(Records to process)
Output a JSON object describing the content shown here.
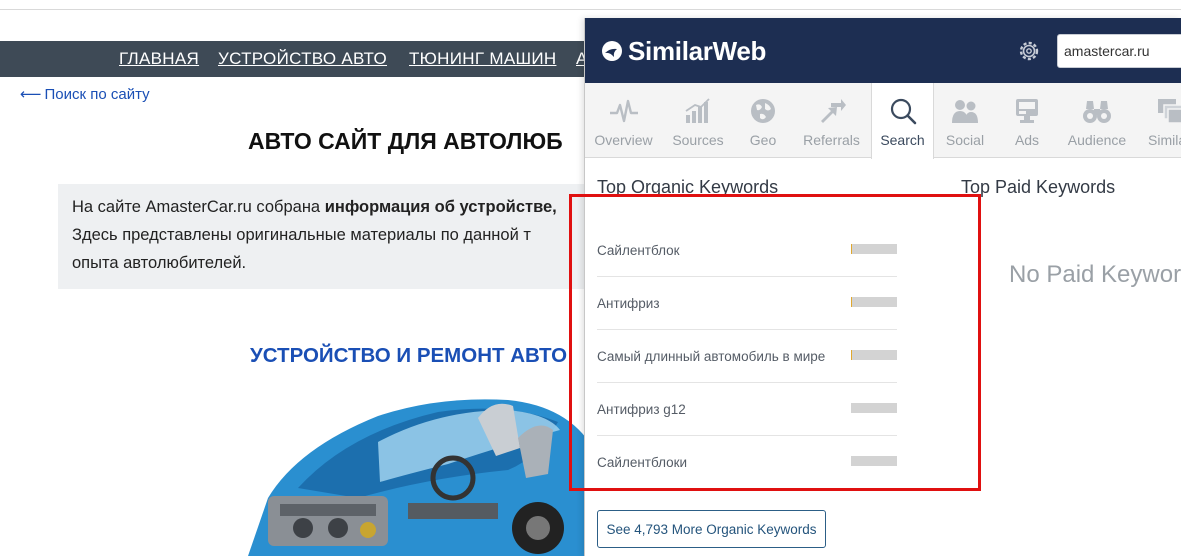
{
  "site": {
    "nav": [
      "ГЛАВНАЯ",
      "УСТРОЙСТВО АВТО",
      "ТЮНИНГ МАШИН",
      "А"
    ],
    "search_link": "Поиск по сайту",
    "title": "АВТО САЙТ ДЛЯ АВТОЛЮБ",
    "intro_line1_prefix": "На сайте AmasterCar.ru собрана ",
    "intro_line1_bold": "информация об устройстве,",
    "intro_line2": "Здесь представлены оригинальные материалы по данной т",
    "intro_line3": "опыта автолюбителей.",
    "subtitle": "УСТРОЙСТВО И РЕМОНТ АВТО"
  },
  "similarweb": {
    "logo_text": "SimilarWeb",
    "domain_value": "amastercar.ru",
    "tabs": [
      {
        "label": "Overview",
        "icon": "pulse-icon",
        "active": false
      },
      {
        "label": "Sources",
        "icon": "bar-chart-icon",
        "active": false
      },
      {
        "label": "Geo",
        "icon": "globe-icon",
        "active": false
      },
      {
        "label": "Referrals",
        "icon": "arrows-icon",
        "active": false
      },
      {
        "label": "Search",
        "icon": "magnifier-icon",
        "active": true
      },
      {
        "label": "Social",
        "icon": "people-icon",
        "active": false
      },
      {
        "label": "Ads",
        "icon": "ads-icon",
        "active": false
      },
      {
        "label": "Audience",
        "icon": "binoculars-icon",
        "active": false
      },
      {
        "label": "Simila",
        "icon": "windows-icon",
        "active": false
      }
    ],
    "organic_title": "Top Organic Keywords",
    "paid_title": "Top Paid Keywords",
    "organic_keywords": [
      {
        "keyword": "Сайлентблок",
        "share": 0.03
      },
      {
        "keyword": "Антифриз",
        "share": 0.03
      },
      {
        "keyword": "Самый длинный автомобиль в мире",
        "share": 0.03
      },
      {
        "keyword": "Антифриз g12",
        "share": 0
      },
      {
        "keyword": "Сайлентблоки",
        "share": 0
      }
    ],
    "no_paid_text": "No Paid Keywor",
    "more_button": "See 4,793 More Organic Keywords"
  },
  "colors": {
    "header_bg": "#1d2e52",
    "highlight": "#e01010",
    "site_nav_bg": "#3e4a56",
    "link_blue": "#1a4fb5"
  }
}
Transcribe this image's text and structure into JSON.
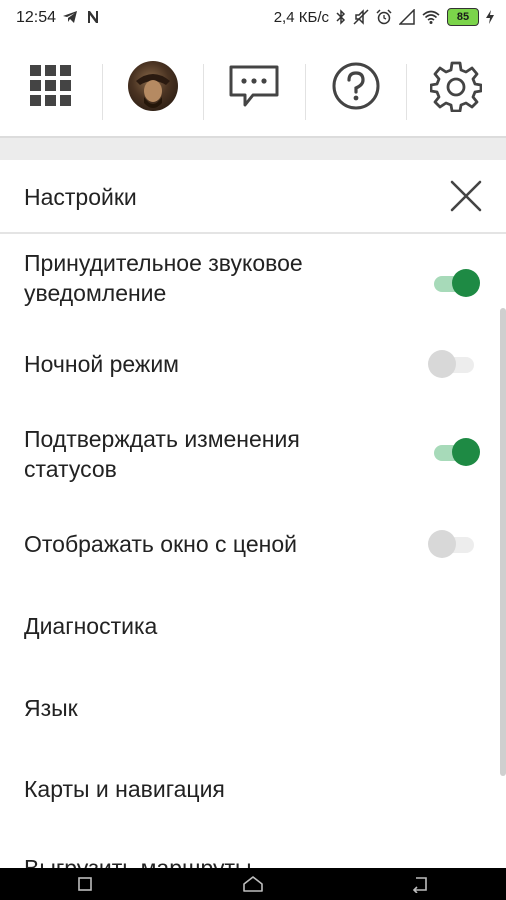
{
  "status_bar": {
    "time": "12:54",
    "left_icons": [
      "telegram-icon",
      "n-notification-icon"
    ],
    "network_speed": "2,4 КБ/с",
    "right_icons": [
      "bluetooth-icon",
      "mute-icon",
      "alarm-icon",
      "signal-icon",
      "wifi-icon"
    ],
    "battery": "85"
  },
  "toolbar": {
    "icons": [
      "apps-grid-icon",
      "avatar",
      "chat-icon",
      "help-icon",
      "gear-icon"
    ]
  },
  "settings": {
    "title": "Настройки",
    "items": [
      {
        "label_line1": "Принудительное звуковое",
        "label_line2": "уведомление",
        "toggle": true
      },
      {
        "label": "Ночной режим",
        "toggle": false
      },
      {
        "label_line1": "Подтверждать изменения",
        "label_line2": "статусов",
        "toggle": true
      },
      {
        "label": "Отображать окно с ценой",
        "toggle": false
      },
      {
        "label": "Диагностика"
      },
      {
        "label": "Язык"
      },
      {
        "label": "Карты и навигация"
      },
      {
        "label": "Выгрузить маршруты"
      }
    ]
  },
  "colors": {
    "toggle_on": "#1e8a44",
    "toggle_on_track": "#a7dab9",
    "toggle_off": "#d8d8d8",
    "battery": "#7bd44a"
  }
}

(Exercise description)
The lines above form a set of records; determine how many of them contain the string "Антифриз" and give that number alone.

(Finished task)
2